◆ Exercise prompt
Look through the material below for "ylabel". Copy every line that contains it.

##########

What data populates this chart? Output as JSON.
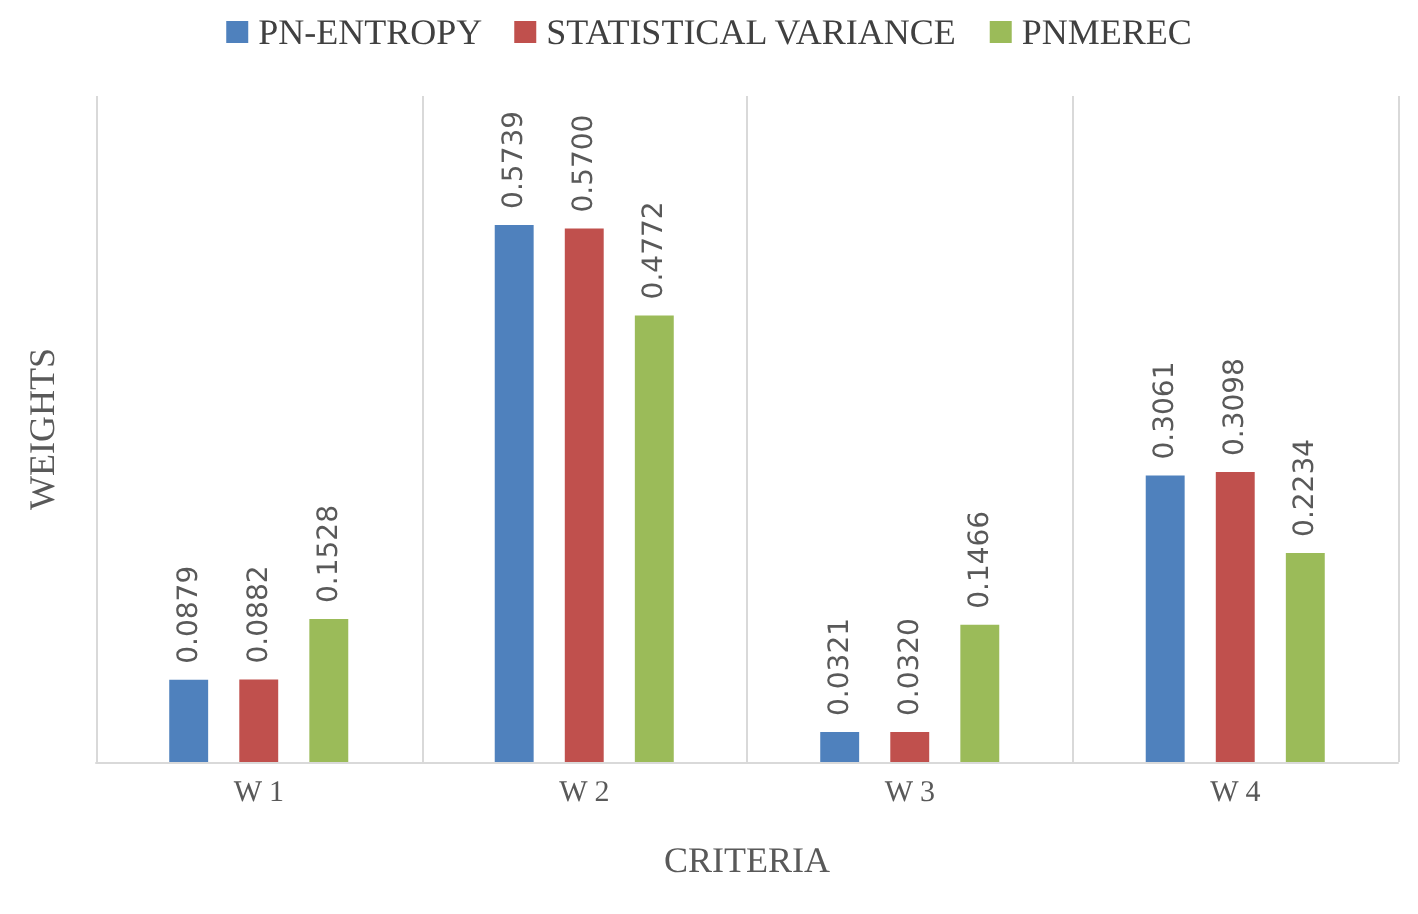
{
  "chart_data": {
    "type": "bar",
    "xlabel": "CRITERIA",
    "ylabel": "WEIGHTS",
    "categories": [
      "W 1",
      "W 2",
      "W 3",
      "W 4"
    ],
    "series": [
      {
        "name": "PN-ENTROPY",
        "color": "#4f81bd",
        "values": [
          0.0879,
          0.5739,
          0.0321,
          0.3061
        ],
        "value_labels": [
          "0.0879",
          "0.5739",
          "0.0321",
          "0.3061"
        ]
      },
      {
        "name": "STATISTICAL VARIANCE",
        "color": "#c0504d",
        "values": [
          0.0882,
          0.57,
          0.032,
          0.3098
        ],
        "value_labels": [
          "0.0882",
          "0.5700",
          "0.0320",
          "0.3098"
        ]
      },
      {
        "name": "PNMEREC",
        "color": "#9bbb59",
        "values": [
          0.1528,
          0.4772,
          0.1466,
          0.2234
        ],
        "value_labels": [
          "0.1528",
          "0.4772",
          "0.1466",
          "0.2234"
        ]
      }
    ],
    "legend": "top",
    "grid": "x"
  }
}
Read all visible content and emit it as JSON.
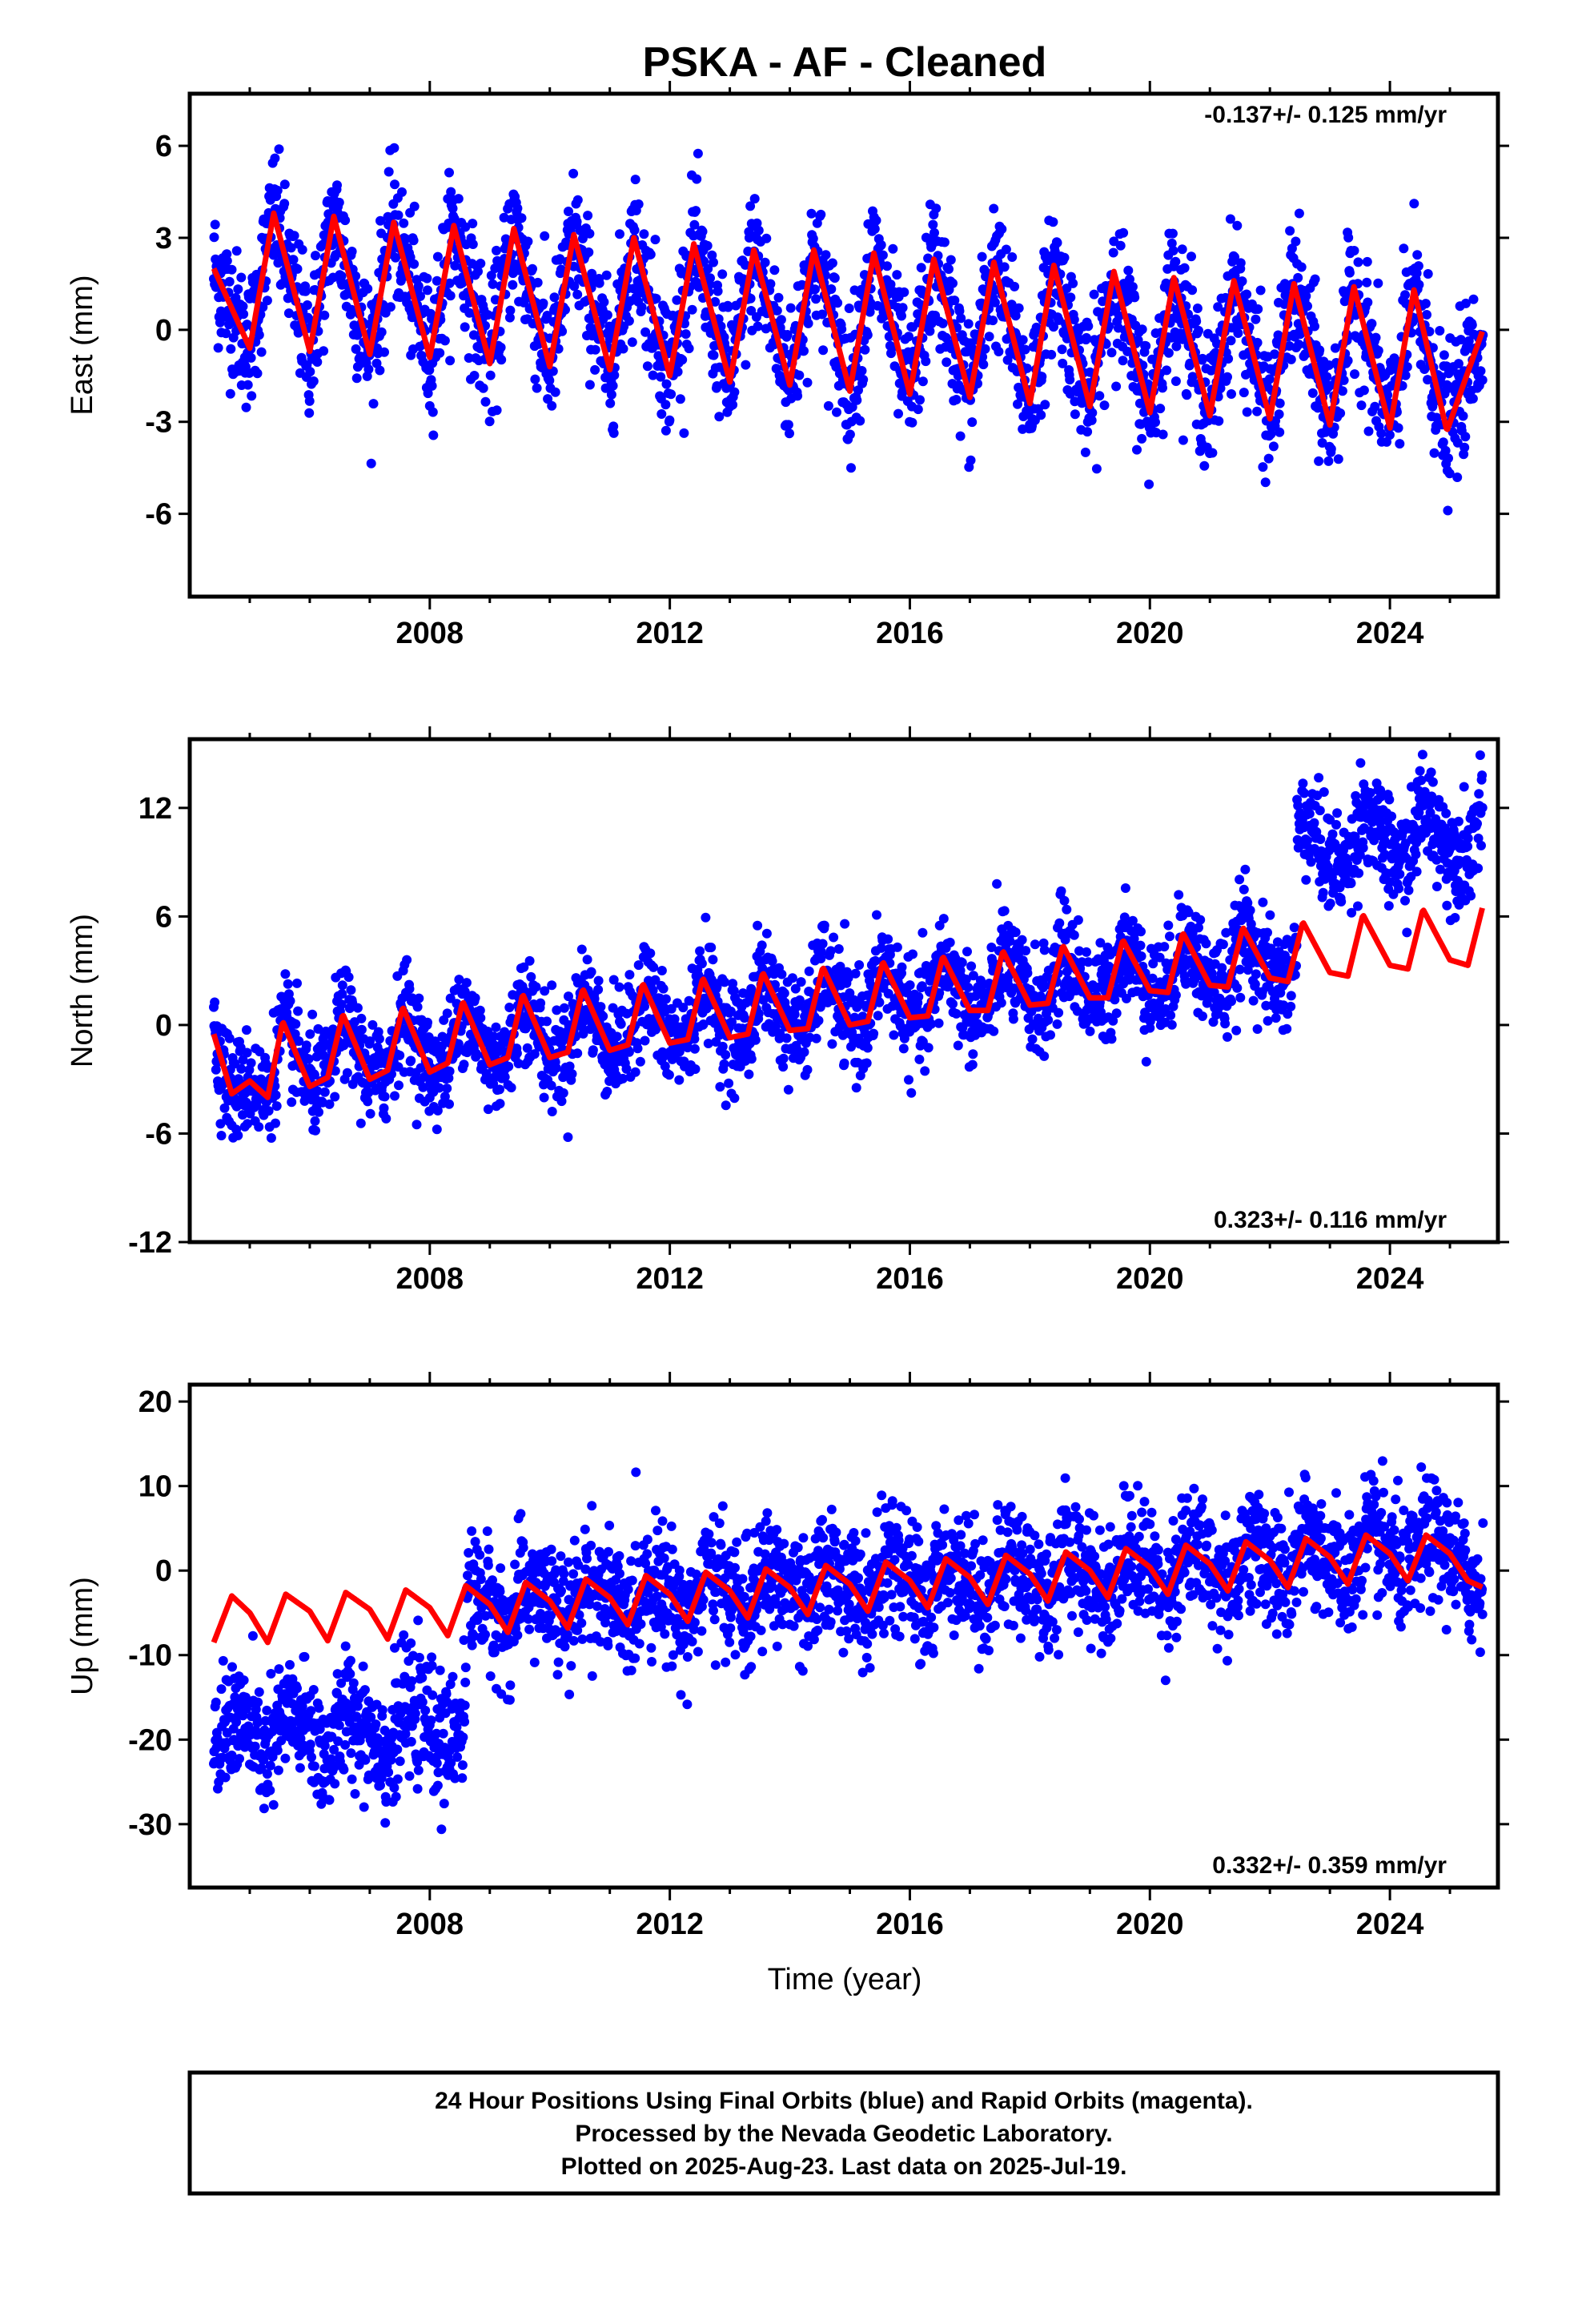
{
  "title": "PSKA  - AF - Cleaned",
  "xlabel": "Time (year)",
  "footer": {
    "line1": "24 Hour Positions Using Final Orbits (blue) and Rapid Orbits (magenta).",
    "line2": "Processed by the Nevada Geodetic Laboratory.",
    "line3": "Plotted on 2025-Aug-23. Last data on 2025-Jul-19."
  },
  "colors": {
    "final_orbits": "#0000ff",
    "model_fit": "#ff0000"
  },
  "chart_data": [
    {
      "type": "scatter",
      "ylabel": "East (mm)",
      "rate_label": "-0.137+/- 0.125 mm/yr",
      "rate_position": "top-right",
      "x_range": [
        2004.0,
        2025.8
      ],
      "ylim": [
        -8.7,
        7.7
      ],
      "yticks": [
        6,
        3,
        0,
        -3,
        -6
      ],
      "yticklabels": [
        "6",
        "3",
        "0",
        "-3",
        "-6"
      ],
      "xticks": [
        2008,
        2012,
        2016,
        2020,
        2024
      ],
      "xticklabels": [
        "2008",
        "2012",
        "2016",
        "2020",
        "2024"
      ],
      "data_start": 2004.4,
      "data_end": 2025.55,
      "noise_sd": 1.1,
      "series": [
        {
          "x": [
            2004.4,
            2005.0,
            2005.4,
            2006.0,
            2006.4,
            2007.0,
            2007.4,
            2008.0,
            2008.4,
            2009.0,
            2009.4,
            2010.0,
            2010.4,
            2011.0,
            2011.4,
            2012.0,
            2012.4,
            2013.0,
            2013.4,
            2014.0,
            2014.4,
            2015.0,
            2015.4,
            2016.0,
            2016.4,
            2017.0,
            2017.4,
            2018.0,
            2018.4,
            2019.0,
            2019.4,
            2020.0,
            2020.4,
            2021.0,
            2021.4,
            2022.0,
            2022.4,
            2023.0,
            2023.4,
            2024.0,
            2024.4,
            2024.95,
            2025.55
          ],
          "y": [
            2.0,
            -0.6,
            3.8,
            -0.7,
            3.7,
            -0.8,
            3.5,
            -0.9,
            3.4,
            -1.1,
            3.3,
            -1.2,
            3.1,
            -1.3,
            3.0,
            -1.5,
            2.8,
            -1.7,
            2.6,
            -1.8,
            2.6,
            -2.0,
            2.5,
            -2.1,
            2.3,
            -2.2,
            2.2,
            -2.4,
            2.1,
            -2.5,
            1.9,
            -2.7,
            1.7,
            -2.8,
            1.6,
            -2.9,
            1.5,
            -3.1,
            1.4,
            -3.2,
            1.3,
            -3.3,
            0.0
          ]
        }
      ]
    },
    {
      "type": "scatter",
      "ylabel": "North (mm)",
      "rate_label": "0.323+/- 0.116 mm/yr",
      "rate_position": "bottom-right",
      "x_range": [
        2004.0,
        2025.8
      ],
      "ylim": [
        -12.0,
        15.8
      ],
      "yticks": [
        12,
        6,
        0,
        -6,
        -12
      ],
      "yticklabels": [
        "12",
        "6",
        "0",
        "-6",
        "-12"
      ],
      "xticks": [
        2008,
        2012,
        2016,
        2020,
        2024
      ],
      "xticklabels": [
        "2008",
        "2012",
        "2016",
        "2020",
        "2024"
      ],
      "data_start": 2004.4,
      "data_end": 2025.55,
      "noise_sd": 1.4,
      "series": [
        {
          "x": [
            2004.4,
            2004.7,
            2005.0,
            2005.3,
            2005.55,
            2006.0,
            2006.3,
            2006.55,
            2007.0,
            2007.3,
            2007.55,
            2008.0,
            2008.3,
            2008.55,
            2009.0,
            2009.3,
            2009.55,
            2010.0,
            2010.3,
            2010.55,
            2011.0,
            2011.3,
            2011.55,
            2012.0,
            2012.3,
            2012.55,
            2013.0,
            2013.3,
            2013.55,
            2014.0,
            2014.3,
            2014.55,
            2015.0,
            2015.3,
            2015.55,
            2016.0,
            2016.3,
            2016.55,
            2017.0,
            2017.3,
            2017.55,
            2018.0,
            2018.3,
            2018.55,
            2019.0,
            2019.3,
            2019.55,
            2020.0,
            2020.3,
            2020.55,
            2021.0,
            2021.3,
            2021.55,
            2022.0,
            2022.3,
            2022.55,
            2023.0,
            2023.3,
            2023.55,
            2024.0,
            2024.3,
            2024.55,
            2025.0,
            2025.3,
            2025.55
          ],
          "y": [
            -0.5,
            -3.8,
            -3.1,
            -4.0,
            0.2,
            -3.4,
            -2.9,
            0.6,
            -3.0,
            -2.5,
            1.0,
            -2.6,
            -2.1,
            1.3,
            -2.2,
            -1.8,
            1.7,
            -1.8,
            -1.5,
            2.0,
            -1.4,
            -1.1,
            2.3,
            -1.0,
            -0.8,
            2.6,
            -0.7,
            -0.5,
            2.9,
            -0.3,
            -0.2,
            3.2,
            0.0,
            0.2,
            3.5,
            0.4,
            0.5,
            3.8,
            0.8,
            0.8,
            4.1,
            1.1,
            1.2,
            4.4,
            1.5,
            1.5,
            4.7,
            1.9,
            1.8,
            5.1,
            2.2,
            2.1,
            5.4,
            2.6,
            2.4,
            5.7,
            2.9,
            2.7,
            6.1,
            3.3,
            3.1,
            6.4,
            3.6,
            3.3,
            6.6
          ]
        }
      ]
    },
    {
      "type": "scatter",
      "ylabel": "Up (mm)",
      "rate_label": "0.332+/- 0.359 mm/yr",
      "rate_position": "bottom-right",
      "x_range": [
        2004.0,
        2025.8
      ],
      "ylim": [
        -37.5,
        22.0
      ],
      "yticks": [
        20,
        10,
        0,
        -10,
        -20,
        -30
      ],
      "yticklabels": [
        "20",
        "10",
        "0",
        "-10",
        "-20",
        "-30"
      ],
      "xticks": [
        2008,
        2012,
        2016,
        2020,
        2024
      ],
      "xticklabels": [
        "2008",
        "2012",
        "2016",
        "2020",
        "2024"
      ],
      "data_start": 2004.4,
      "data_end": 2025.55,
      "noise_sd": 3.6,
      "series": [
        {
          "x": [
            2004.4,
            2004.7,
            2005.0,
            2005.3,
            2005.6,
            2006.0,
            2006.3,
            2006.6,
            2007.0,
            2007.3,
            2007.6,
            2008.0,
            2008.3,
            2008.6,
            2009.0,
            2009.3,
            2009.6,
            2010.0,
            2010.3,
            2010.6,
            2011.0,
            2011.3,
            2011.6,
            2012.0,
            2012.3,
            2012.6,
            2013.0,
            2013.3,
            2013.6,
            2014.0,
            2014.3,
            2014.6,
            2015.0,
            2015.3,
            2015.6,
            2016.0,
            2016.3,
            2016.6,
            2017.0,
            2017.3,
            2017.6,
            2018.0,
            2018.3,
            2018.6,
            2019.0,
            2019.3,
            2019.6,
            2020.0,
            2020.3,
            2020.6,
            2021.0,
            2021.3,
            2021.6,
            2022.0,
            2022.3,
            2022.6,
            2023.0,
            2023.3,
            2023.6,
            2024.0,
            2024.3,
            2024.6,
            2025.0,
            2025.3,
            2025.55
          ],
          "y": [
            -8.5,
            -3.0,
            -5.0,
            -8.5,
            -2.8,
            -4.8,
            -8.3,
            -2.6,
            -4.6,
            -8.1,
            -2.3,
            -4.4,
            -7.7,
            -1.8,
            -4.0,
            -7.3,
            -1.4,
            -3.6,
            -6.8,
            -1.0,
            -3.2,
            -6.4,
            -0.6,
            -2.8,
            -6.0,
            -0.2,
            -2.4,
            -5.6,
            0.2,
            -2.0,
            -5.2,
            0.6,
            -1.6,
            -4.8,
            1.0,
            -1.2,
            -4.4,
            1.4,
            -0.8,
            -4.0,
            1.8,
            -0.4,
            -3.6,
            2.2,
            0.0,
            -3.2,
            2.6,
            0.4,
            -2.8,
            3.0,
            0.8,
            -2.4,
            3.4,
            1.2,
            -2.0,
            3.8,
            1.6,
            -1.6,
            4.2,
            2.0,
            -1.2,
            4.2,
            2.0,
            -1.2,
            -2.0
          ]
        }
      ]
    }
  ]
}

##########

◆ The response
    "ylabel": "WEIGHTS",
      "ylabel": "East (mm)",
      "ylabel": "North (mm)",
      "ylabel": "Up (mm)",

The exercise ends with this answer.